Count every line in the data below where "name" occurs, then state that number and nothing more.

— BEGIN Information given —

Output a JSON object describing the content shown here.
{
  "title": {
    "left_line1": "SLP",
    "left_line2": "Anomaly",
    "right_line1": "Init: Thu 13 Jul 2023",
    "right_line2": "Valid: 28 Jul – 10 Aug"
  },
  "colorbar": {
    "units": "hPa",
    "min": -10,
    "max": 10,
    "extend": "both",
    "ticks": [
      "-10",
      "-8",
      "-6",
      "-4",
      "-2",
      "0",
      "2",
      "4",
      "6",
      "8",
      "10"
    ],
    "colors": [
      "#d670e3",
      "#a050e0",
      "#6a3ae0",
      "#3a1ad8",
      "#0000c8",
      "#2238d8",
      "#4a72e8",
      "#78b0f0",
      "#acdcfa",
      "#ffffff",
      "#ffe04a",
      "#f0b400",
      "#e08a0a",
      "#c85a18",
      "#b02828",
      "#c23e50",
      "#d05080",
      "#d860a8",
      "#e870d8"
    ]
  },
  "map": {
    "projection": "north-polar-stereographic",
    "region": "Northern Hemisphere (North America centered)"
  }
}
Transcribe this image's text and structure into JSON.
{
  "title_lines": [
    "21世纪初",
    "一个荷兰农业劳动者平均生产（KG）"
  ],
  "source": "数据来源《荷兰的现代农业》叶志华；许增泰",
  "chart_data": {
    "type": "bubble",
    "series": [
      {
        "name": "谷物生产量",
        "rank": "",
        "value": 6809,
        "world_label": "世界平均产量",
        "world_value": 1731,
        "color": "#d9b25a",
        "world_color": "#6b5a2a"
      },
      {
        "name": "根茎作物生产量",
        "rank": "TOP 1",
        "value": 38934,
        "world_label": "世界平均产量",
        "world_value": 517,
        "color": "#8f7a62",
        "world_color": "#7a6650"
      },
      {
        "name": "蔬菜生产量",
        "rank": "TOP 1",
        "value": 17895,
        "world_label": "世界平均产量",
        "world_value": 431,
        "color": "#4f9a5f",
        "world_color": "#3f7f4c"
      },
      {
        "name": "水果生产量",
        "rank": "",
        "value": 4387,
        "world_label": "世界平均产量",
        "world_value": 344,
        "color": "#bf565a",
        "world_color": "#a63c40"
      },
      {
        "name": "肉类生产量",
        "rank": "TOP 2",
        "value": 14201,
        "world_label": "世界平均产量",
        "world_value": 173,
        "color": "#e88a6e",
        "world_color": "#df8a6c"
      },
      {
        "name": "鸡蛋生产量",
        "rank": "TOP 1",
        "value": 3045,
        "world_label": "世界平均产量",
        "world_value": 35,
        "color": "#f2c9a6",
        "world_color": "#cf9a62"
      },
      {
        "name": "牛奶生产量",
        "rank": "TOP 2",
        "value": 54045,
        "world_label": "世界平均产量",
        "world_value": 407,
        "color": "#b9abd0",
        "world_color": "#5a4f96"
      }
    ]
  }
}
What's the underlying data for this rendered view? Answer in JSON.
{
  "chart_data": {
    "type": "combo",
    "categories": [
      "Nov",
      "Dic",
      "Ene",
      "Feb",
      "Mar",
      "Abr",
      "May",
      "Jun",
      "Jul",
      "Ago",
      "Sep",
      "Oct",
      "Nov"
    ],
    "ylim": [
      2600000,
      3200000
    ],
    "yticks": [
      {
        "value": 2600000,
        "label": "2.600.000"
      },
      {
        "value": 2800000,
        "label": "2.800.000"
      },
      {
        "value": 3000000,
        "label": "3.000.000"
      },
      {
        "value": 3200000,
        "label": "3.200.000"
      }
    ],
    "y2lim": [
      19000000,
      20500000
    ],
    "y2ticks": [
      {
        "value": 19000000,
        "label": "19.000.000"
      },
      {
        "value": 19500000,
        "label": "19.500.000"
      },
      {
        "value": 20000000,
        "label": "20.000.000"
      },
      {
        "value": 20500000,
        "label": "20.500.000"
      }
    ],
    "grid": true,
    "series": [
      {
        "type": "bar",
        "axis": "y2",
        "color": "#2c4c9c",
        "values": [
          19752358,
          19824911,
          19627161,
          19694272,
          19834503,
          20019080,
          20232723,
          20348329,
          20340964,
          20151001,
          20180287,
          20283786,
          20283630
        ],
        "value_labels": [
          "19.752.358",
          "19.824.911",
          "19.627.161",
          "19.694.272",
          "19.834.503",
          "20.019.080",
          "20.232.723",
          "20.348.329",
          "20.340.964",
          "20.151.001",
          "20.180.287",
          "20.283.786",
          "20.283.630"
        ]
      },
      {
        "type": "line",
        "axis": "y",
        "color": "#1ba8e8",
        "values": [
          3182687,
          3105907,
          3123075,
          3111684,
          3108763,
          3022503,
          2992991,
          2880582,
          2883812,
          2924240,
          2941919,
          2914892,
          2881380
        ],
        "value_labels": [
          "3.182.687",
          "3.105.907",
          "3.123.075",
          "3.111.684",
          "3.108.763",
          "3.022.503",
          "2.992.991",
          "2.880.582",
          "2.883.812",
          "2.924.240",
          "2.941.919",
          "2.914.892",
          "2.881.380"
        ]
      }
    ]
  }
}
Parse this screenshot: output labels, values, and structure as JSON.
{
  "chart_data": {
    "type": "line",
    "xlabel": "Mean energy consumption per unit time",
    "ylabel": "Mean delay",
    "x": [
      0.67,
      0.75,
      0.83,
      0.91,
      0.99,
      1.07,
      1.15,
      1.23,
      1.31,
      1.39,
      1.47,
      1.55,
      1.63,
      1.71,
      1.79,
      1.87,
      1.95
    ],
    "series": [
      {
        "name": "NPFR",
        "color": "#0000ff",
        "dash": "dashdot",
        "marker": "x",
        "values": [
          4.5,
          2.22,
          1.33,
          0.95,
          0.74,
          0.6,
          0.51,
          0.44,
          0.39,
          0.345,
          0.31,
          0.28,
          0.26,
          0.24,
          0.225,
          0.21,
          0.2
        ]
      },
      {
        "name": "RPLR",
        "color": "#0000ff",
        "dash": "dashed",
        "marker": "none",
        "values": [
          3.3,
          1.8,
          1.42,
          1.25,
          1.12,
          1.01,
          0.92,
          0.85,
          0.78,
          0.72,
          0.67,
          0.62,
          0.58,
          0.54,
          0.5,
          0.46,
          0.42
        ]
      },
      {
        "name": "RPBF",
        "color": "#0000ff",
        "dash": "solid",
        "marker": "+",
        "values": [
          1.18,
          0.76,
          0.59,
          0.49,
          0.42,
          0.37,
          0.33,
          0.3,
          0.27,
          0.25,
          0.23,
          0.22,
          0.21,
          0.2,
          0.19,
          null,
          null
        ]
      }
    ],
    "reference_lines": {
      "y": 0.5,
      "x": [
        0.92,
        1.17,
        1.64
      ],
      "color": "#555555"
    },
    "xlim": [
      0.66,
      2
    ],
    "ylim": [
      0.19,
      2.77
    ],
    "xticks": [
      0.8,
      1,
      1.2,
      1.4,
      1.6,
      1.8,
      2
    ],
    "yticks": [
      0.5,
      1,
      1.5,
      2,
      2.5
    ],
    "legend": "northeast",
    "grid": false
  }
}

— END Information given —

» Solved exercise: 10